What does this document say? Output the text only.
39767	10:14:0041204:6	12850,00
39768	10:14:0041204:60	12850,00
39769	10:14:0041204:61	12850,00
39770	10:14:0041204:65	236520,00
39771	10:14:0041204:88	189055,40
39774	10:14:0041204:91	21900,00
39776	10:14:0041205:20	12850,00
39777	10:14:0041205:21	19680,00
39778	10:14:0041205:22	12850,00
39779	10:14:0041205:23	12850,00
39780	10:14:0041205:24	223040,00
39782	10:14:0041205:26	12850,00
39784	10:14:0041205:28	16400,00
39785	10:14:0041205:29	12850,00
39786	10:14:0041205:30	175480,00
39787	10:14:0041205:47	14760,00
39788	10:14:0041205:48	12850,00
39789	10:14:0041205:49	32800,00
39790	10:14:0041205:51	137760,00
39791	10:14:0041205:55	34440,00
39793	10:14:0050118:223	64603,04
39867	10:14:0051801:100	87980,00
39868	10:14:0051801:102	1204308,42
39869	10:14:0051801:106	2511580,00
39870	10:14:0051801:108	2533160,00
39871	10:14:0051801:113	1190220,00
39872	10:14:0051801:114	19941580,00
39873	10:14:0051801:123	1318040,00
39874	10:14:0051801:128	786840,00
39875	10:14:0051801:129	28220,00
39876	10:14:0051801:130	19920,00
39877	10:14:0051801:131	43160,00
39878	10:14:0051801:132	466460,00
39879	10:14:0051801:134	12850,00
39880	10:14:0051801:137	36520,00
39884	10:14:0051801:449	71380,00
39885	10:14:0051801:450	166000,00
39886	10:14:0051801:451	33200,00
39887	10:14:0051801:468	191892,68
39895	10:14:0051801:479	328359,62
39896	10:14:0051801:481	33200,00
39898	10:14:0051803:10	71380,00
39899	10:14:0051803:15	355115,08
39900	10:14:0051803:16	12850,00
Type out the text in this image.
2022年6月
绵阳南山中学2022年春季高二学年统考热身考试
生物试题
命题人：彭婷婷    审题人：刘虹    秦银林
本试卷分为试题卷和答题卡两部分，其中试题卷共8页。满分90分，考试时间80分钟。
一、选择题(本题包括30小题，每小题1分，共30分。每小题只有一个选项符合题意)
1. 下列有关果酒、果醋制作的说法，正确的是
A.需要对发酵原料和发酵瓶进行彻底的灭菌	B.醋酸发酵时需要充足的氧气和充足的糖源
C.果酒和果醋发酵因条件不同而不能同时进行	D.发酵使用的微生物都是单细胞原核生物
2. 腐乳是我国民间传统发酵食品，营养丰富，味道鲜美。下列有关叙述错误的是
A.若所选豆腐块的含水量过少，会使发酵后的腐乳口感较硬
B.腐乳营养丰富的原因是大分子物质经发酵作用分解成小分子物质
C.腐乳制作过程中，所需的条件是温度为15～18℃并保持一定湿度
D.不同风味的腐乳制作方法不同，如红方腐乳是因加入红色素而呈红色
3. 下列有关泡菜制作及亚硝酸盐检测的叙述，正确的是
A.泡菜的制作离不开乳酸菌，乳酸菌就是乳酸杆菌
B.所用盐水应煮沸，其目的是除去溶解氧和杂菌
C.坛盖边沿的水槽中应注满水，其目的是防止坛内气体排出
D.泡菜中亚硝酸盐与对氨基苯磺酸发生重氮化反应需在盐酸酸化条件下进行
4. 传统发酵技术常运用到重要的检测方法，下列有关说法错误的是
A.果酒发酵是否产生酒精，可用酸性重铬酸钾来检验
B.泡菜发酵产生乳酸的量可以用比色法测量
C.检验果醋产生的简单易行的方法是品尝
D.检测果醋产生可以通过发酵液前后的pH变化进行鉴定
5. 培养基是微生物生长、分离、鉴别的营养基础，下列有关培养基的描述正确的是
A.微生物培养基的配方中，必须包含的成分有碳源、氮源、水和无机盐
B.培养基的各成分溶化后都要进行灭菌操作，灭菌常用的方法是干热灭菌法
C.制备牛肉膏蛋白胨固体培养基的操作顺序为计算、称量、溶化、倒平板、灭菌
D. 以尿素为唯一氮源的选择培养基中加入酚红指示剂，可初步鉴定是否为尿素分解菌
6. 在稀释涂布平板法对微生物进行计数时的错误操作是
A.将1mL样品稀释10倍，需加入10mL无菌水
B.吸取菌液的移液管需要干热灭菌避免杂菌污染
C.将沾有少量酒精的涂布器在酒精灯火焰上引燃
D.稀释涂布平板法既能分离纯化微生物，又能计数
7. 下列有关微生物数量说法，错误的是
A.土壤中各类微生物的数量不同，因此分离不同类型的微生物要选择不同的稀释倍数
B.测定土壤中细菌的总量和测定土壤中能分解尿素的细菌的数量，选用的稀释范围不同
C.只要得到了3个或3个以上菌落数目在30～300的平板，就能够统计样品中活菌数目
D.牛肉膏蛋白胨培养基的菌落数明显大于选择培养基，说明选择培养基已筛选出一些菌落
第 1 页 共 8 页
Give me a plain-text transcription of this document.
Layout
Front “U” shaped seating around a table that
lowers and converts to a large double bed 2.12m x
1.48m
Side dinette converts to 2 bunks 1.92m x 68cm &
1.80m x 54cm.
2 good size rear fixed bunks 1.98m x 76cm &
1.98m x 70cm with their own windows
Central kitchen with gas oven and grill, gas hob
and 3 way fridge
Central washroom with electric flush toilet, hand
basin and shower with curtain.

# [Written problem]
In the entries above, some lines may contain the string "document"; report how many, without additional comment.

# [Exercise solution]
2